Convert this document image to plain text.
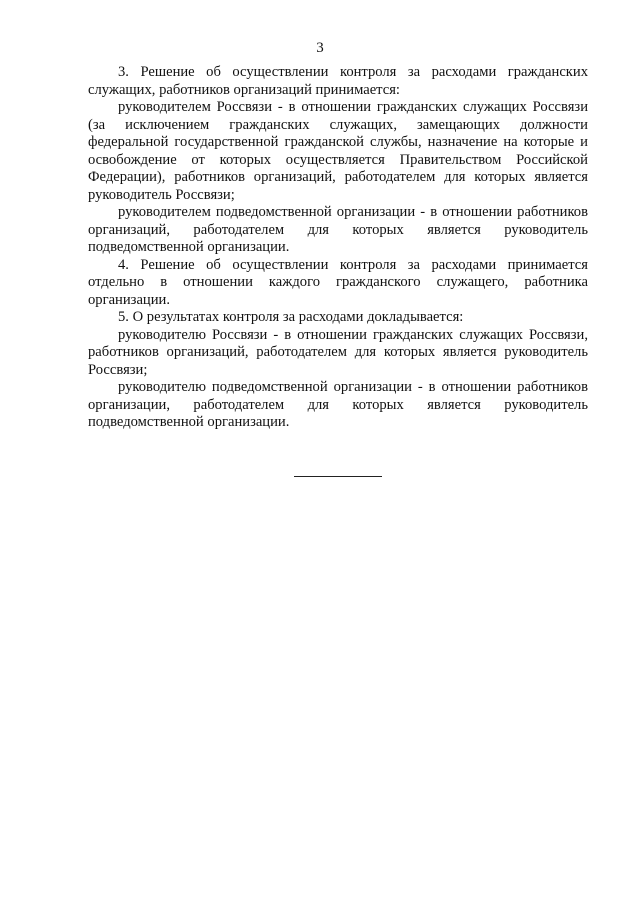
3

3. Решение об осуществлении контроля за расходами гражданских служащих, работников организаций принимается:

руководителем Россвязи - в отношении гражданских служащих Россвязи (за исключением гражданских служащих, замещающих должности федеральной государственной гражданской службы, назначение на которые и освобождение от которых осуществляется Правительством Российской Федерации), работников организаций, работодателем для которых является руководитель Россвязи;

руководителем подведомственной организации - в отношении работников организаций, работодателем для которых является руководитель подведомственной организации.

4. Решение об осуществлении контроля за расходами принимается отдельно в отношении каждого гражданского служащего, работника организации.

5. О результатах контроля за расходами докладывается:

руководителю Россвязи - в отношении гражданских служащих Россвязи, работников организаций, работодателем для которых является руководитель Россвязи;

руководителю подведомственной организации - в отношении работников организации, работодателем для которых является руководитель подведомственной организации.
....................
__What you should do__. Search the listing for the word "которых" and return each line that holds it.

__Answer to the problem__.
руководителем Россвязи - в отношении гражданских служащих Россвязи (за исключением гражданских служащих, замещающих должности федеральной государственной гражданской службы, назначение на которые и освобождение от которых осуществляется Правительством Российской Федерации), работников организаций, работодателем для которых является руководитель Россвязи;
руководителем подведомственной организации - в отношении работников организаций, работодателем для которых является руководитель подведомственной организации.
руководителю Россвязи - в отношении гражданских служащих Россвязи, работников организаций, работодателем для которых является руководитель Россвязи;
руководителю подведомственной организации - в отношении работников организации, работодателем для которых является руководитель подведомственной организации.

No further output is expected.